_Information provided_.
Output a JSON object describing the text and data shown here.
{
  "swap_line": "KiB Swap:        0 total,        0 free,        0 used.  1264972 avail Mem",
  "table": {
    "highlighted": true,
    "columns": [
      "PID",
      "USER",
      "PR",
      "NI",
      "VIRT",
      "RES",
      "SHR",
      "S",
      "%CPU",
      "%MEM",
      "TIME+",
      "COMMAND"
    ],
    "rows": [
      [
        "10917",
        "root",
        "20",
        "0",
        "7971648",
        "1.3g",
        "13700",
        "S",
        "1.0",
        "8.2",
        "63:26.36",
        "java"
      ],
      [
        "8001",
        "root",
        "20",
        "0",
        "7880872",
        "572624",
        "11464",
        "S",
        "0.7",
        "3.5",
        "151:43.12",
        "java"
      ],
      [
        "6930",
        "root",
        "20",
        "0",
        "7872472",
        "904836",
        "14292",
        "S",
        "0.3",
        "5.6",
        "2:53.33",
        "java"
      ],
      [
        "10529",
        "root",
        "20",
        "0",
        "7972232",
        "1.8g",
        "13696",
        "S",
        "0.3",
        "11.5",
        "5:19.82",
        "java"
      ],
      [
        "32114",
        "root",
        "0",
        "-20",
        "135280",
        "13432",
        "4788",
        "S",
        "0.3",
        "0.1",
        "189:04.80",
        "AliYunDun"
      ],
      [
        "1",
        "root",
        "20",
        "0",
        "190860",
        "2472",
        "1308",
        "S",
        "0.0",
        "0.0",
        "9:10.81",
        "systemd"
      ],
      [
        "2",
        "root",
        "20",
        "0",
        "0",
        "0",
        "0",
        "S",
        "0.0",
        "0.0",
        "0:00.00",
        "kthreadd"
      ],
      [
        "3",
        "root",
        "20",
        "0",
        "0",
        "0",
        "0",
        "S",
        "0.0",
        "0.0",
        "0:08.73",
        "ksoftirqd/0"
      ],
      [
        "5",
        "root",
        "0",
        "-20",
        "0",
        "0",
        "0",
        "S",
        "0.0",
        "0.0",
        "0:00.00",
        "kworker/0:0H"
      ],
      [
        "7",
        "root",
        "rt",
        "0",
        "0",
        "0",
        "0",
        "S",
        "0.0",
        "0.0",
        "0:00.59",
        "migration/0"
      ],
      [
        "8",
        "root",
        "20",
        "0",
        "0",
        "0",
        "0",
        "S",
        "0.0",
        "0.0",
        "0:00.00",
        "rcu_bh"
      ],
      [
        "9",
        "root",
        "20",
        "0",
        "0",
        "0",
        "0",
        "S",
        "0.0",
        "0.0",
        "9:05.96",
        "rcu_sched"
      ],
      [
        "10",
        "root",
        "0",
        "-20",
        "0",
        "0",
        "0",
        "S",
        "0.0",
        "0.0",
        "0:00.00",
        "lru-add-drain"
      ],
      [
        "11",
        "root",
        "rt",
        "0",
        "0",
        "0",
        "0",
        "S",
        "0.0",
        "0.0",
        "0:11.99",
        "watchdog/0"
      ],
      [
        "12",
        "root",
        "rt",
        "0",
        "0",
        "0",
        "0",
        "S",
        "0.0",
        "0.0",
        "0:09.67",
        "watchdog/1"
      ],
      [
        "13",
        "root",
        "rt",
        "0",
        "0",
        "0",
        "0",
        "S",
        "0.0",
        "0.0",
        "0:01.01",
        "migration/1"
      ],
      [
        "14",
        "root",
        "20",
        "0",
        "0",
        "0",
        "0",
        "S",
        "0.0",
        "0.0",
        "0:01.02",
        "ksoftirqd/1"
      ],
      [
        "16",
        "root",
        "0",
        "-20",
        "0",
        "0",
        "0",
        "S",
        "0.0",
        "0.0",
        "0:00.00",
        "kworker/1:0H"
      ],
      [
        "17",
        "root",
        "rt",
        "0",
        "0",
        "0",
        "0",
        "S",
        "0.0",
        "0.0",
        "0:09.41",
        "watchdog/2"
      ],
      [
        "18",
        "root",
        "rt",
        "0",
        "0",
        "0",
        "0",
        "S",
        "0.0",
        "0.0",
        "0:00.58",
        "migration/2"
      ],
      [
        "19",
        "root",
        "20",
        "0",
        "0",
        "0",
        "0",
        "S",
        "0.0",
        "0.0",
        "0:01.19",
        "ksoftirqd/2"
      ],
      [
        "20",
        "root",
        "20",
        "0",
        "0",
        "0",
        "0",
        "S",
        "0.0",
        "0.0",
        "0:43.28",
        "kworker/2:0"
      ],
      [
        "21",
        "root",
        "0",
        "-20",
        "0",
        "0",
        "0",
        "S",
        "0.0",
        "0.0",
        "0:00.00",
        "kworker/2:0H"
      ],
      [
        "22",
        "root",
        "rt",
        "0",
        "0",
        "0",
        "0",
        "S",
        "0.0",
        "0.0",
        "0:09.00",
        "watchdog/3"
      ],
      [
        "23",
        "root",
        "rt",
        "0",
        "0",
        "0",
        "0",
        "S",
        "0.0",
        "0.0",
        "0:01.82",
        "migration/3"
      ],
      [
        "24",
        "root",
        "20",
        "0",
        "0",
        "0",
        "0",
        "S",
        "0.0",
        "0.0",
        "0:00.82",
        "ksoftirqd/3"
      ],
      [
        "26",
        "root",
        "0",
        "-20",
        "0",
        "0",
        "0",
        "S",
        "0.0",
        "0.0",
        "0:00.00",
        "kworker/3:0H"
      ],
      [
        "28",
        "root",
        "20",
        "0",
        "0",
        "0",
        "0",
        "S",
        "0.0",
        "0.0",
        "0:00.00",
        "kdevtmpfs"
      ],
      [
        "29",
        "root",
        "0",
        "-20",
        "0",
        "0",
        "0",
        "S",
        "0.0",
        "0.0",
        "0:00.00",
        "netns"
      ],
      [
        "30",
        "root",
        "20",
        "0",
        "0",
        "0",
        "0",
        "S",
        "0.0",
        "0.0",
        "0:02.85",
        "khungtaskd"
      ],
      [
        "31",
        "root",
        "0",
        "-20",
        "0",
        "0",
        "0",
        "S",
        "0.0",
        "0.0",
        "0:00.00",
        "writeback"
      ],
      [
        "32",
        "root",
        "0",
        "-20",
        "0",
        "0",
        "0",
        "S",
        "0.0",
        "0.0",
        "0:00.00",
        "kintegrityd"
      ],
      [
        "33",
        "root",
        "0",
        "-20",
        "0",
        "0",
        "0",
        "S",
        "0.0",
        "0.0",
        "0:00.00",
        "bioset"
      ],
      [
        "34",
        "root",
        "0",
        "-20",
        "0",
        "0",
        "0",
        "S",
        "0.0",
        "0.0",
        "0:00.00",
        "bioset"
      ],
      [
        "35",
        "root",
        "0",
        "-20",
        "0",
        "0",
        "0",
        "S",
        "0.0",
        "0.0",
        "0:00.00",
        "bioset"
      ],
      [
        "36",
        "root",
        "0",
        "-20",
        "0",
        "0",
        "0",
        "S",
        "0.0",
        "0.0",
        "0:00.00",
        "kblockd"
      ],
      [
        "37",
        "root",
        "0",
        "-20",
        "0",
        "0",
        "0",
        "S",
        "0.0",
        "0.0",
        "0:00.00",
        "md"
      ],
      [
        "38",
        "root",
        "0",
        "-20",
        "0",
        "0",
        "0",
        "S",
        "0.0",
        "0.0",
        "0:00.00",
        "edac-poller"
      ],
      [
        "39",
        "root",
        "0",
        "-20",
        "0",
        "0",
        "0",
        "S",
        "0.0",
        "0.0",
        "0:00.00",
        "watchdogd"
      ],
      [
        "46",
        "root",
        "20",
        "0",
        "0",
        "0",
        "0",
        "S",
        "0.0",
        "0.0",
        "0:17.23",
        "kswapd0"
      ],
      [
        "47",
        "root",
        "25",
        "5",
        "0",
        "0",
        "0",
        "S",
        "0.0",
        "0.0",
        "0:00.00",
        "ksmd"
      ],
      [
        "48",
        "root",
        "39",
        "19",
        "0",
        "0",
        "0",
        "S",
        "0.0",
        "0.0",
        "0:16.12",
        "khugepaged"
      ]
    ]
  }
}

_Directions for this task_. From the entries above, collect every line with the string "migration" in it.

_Reply to the exercise_.
        "migration/0"
        "migration/1"
        "migration/2"
        "migration/3"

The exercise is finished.